-- START OF Given data --

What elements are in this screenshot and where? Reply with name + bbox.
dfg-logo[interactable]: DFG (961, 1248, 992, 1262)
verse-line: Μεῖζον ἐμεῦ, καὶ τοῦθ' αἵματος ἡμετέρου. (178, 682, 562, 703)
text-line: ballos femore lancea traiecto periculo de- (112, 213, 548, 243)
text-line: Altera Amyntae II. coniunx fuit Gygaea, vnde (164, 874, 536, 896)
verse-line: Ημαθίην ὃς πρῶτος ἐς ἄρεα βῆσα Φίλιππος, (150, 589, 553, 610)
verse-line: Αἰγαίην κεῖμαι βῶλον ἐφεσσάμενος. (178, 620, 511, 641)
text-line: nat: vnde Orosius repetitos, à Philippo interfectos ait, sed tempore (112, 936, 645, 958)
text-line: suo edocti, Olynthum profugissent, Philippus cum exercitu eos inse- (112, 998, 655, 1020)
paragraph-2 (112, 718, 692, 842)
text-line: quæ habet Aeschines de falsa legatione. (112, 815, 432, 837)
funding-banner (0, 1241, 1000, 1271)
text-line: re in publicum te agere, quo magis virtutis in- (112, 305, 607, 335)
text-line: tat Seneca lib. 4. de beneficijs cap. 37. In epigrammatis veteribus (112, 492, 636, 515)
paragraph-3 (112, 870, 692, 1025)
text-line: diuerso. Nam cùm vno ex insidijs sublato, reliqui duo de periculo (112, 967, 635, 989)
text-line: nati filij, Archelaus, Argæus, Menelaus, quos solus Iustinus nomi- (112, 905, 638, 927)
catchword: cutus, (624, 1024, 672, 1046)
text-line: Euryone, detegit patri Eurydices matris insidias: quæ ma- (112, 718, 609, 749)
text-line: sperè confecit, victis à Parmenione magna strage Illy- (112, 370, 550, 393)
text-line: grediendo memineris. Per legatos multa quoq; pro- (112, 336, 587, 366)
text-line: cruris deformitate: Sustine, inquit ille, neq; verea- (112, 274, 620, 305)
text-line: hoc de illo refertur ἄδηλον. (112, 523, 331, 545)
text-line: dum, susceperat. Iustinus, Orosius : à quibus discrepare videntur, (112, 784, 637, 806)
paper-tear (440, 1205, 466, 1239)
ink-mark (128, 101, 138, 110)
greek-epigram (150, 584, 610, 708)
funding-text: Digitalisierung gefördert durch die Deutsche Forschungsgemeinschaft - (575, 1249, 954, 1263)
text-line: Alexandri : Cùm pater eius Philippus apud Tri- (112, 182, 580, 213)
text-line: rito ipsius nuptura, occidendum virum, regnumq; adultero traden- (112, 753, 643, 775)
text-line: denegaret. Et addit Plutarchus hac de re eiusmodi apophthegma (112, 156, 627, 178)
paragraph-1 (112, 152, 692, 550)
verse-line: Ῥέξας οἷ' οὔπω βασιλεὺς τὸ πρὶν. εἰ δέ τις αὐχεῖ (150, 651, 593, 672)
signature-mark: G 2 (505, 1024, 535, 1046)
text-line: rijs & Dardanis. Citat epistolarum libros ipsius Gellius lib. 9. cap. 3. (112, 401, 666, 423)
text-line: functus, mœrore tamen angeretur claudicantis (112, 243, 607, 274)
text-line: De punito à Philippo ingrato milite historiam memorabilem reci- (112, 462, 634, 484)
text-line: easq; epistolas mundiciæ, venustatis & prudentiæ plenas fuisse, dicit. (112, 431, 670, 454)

-- END OF Given data --
-- START OF Given data --

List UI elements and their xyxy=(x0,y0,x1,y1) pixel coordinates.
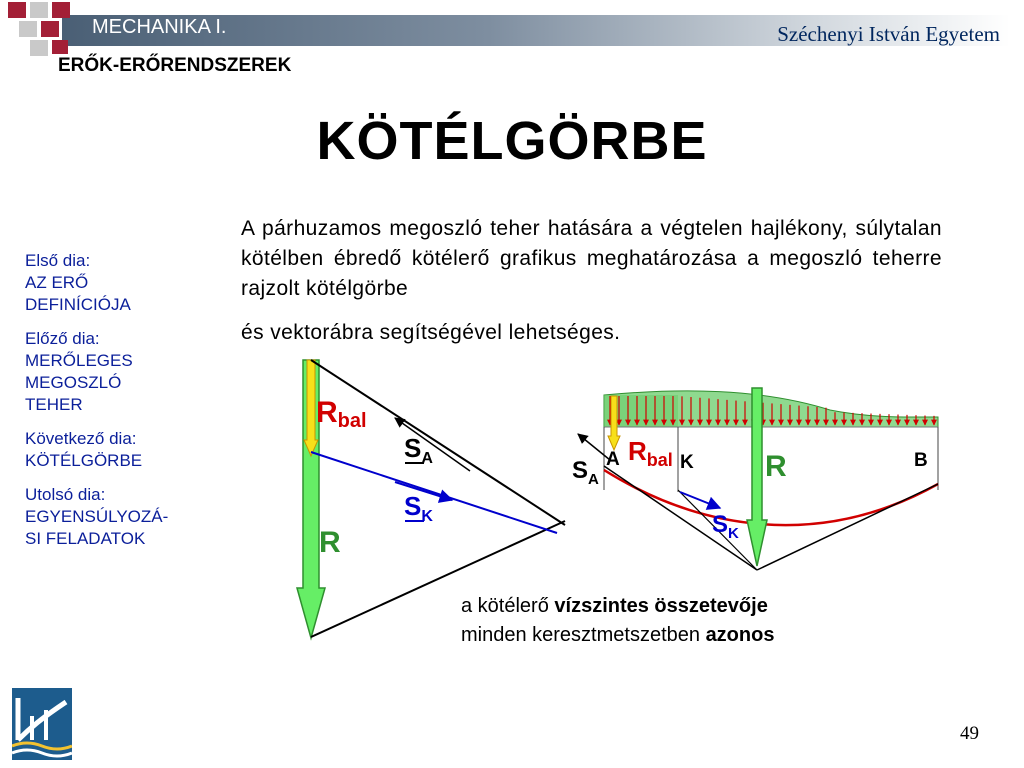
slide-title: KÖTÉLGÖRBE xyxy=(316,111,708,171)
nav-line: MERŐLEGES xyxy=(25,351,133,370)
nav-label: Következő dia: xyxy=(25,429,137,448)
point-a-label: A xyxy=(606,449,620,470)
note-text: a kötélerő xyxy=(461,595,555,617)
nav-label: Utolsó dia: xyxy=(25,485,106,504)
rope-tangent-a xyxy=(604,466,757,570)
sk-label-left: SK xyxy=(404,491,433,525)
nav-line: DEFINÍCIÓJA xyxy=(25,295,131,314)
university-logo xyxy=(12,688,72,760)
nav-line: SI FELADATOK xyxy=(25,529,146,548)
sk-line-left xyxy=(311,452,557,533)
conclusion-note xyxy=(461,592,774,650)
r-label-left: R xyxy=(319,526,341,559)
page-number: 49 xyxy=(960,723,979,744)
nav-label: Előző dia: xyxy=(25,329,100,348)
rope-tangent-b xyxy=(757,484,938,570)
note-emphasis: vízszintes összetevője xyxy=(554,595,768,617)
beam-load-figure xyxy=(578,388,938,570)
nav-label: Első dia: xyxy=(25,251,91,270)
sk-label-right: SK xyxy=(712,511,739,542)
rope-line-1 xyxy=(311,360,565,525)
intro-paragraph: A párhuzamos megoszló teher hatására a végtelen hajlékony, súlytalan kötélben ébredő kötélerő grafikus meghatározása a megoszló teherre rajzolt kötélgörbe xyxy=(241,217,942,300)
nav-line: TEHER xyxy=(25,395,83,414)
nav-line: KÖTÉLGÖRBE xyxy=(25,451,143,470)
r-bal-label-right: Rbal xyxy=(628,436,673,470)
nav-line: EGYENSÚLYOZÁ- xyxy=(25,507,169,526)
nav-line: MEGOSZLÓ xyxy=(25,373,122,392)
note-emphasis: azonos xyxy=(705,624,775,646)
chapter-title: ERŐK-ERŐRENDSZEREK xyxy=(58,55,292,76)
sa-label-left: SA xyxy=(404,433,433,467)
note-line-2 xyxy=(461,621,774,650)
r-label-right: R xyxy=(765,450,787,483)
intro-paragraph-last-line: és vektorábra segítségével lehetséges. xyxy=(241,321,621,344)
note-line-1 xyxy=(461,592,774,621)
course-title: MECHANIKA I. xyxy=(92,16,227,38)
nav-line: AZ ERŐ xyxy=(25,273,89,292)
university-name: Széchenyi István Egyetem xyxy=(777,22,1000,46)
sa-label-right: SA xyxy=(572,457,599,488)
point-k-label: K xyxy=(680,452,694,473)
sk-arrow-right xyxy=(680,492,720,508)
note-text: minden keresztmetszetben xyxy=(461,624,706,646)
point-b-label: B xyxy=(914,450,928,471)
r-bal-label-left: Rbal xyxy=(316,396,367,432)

-- END OF Given data --
-- START OF Given data --

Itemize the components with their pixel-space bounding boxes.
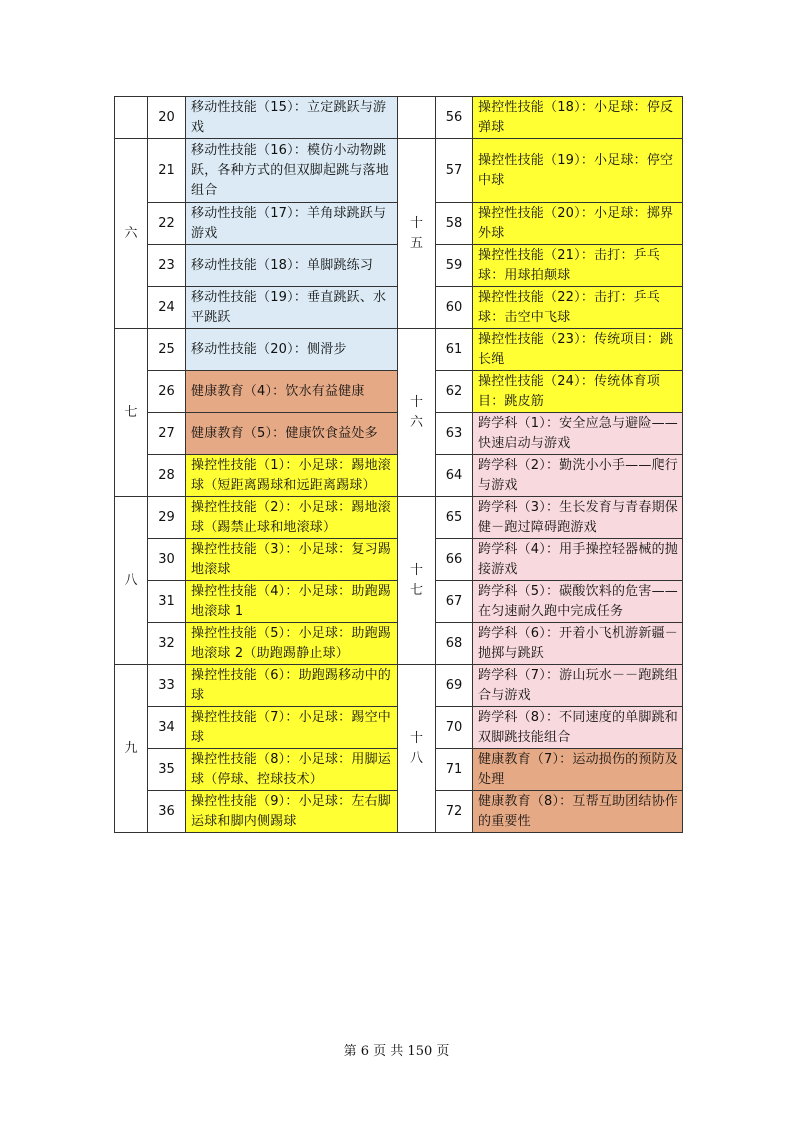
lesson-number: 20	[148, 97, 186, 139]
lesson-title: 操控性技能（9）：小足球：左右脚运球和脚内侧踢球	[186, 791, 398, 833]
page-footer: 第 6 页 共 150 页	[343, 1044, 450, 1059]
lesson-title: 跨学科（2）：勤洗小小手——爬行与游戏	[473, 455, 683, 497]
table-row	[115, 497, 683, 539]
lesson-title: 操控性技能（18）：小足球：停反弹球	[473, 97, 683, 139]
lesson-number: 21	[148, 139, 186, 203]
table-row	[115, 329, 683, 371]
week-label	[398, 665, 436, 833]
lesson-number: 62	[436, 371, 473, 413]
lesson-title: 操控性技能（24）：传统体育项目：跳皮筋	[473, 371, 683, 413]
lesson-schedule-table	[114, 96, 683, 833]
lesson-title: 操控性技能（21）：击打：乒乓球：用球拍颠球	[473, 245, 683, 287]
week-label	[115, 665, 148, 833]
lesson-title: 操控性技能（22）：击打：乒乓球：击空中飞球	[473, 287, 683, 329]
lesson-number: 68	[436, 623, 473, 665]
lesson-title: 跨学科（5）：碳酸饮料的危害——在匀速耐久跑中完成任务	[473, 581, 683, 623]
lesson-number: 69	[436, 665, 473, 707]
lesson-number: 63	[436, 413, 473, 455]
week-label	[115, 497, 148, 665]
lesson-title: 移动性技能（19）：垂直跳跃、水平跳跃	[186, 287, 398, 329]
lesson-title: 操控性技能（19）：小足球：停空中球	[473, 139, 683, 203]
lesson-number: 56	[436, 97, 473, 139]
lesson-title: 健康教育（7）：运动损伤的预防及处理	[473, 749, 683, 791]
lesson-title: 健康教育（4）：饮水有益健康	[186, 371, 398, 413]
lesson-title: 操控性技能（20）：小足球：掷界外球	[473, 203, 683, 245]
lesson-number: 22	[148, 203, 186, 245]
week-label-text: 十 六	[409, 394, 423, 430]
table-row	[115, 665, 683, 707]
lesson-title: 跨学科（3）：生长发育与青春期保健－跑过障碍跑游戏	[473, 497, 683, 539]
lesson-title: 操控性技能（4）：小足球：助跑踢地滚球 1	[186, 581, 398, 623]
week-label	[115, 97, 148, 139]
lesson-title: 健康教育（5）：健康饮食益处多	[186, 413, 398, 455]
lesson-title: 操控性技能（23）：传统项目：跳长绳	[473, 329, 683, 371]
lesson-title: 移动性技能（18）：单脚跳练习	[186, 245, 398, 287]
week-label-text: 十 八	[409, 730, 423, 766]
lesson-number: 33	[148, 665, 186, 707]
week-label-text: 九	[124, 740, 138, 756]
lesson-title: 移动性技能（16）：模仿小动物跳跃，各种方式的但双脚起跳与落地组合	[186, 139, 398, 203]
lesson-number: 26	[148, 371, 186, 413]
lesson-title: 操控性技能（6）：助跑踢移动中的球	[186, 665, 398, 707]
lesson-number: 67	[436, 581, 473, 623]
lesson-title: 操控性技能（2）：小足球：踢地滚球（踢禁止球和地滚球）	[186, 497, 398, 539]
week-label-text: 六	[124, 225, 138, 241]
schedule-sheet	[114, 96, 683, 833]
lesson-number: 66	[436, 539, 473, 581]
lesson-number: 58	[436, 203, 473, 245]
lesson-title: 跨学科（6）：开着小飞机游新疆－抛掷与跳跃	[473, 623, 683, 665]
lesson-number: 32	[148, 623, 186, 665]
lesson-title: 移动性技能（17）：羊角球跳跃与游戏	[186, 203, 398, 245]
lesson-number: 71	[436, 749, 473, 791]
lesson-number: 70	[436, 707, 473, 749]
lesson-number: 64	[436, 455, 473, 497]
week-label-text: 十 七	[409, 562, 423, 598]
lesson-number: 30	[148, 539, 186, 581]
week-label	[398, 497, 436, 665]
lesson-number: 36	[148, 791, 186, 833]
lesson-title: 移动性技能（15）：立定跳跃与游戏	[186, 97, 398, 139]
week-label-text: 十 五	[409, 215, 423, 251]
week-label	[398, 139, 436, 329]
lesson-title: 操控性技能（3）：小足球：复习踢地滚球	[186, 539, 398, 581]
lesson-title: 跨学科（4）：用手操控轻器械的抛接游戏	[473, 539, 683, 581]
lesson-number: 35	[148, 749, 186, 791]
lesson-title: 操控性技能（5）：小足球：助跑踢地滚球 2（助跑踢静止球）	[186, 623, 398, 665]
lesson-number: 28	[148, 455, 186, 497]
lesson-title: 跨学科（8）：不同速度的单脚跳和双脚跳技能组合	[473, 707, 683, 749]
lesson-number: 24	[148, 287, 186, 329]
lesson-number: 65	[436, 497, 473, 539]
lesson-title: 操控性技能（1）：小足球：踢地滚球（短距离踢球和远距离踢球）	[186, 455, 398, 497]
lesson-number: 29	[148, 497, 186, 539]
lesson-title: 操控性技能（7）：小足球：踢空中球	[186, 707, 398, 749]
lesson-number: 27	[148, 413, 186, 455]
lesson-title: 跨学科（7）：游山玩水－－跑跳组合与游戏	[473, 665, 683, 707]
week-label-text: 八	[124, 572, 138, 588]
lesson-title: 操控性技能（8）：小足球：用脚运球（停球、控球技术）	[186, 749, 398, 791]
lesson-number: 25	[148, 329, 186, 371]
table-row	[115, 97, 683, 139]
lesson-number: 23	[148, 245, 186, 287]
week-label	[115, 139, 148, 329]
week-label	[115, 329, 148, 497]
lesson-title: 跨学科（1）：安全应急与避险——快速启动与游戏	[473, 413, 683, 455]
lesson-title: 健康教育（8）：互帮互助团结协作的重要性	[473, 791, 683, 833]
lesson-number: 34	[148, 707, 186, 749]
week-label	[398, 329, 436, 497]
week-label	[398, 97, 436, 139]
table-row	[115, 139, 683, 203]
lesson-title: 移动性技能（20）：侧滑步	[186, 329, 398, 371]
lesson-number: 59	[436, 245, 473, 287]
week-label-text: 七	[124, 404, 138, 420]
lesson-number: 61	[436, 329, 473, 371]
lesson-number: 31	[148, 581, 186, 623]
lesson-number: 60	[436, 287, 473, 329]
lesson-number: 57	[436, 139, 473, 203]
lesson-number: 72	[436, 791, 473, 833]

-- END OF Given data --

Exercise details
Repeat the listing lines beginning with the line that contains "What elements are" and continuing through the line that contains "verse-line: Ημαθίην ὃς", both of those lines included.

In response
What elements are in this screenshot and where? Reply with name + bbox.
dfg-logo[interactable]: DFG (961, 1248, 992, 1262)
verse-line: Μεῖζον ἐμεῦ, καὶ τοῦθ' αἵματος ἡμετέρου. (178, 682, 562, 703)
text-line: ballos femore lancea traiecto periculo de- (112, 213, 548, 243)
text-line: Altera Amyntae II. coniunx fuit Gygaea, vnde (164, 874, 536, 896)
verse-line: Ημαθίην ὃς πρῶτος ἐς ἄρεα βῆσα Φίλιππος, (150, 589, 553, 610)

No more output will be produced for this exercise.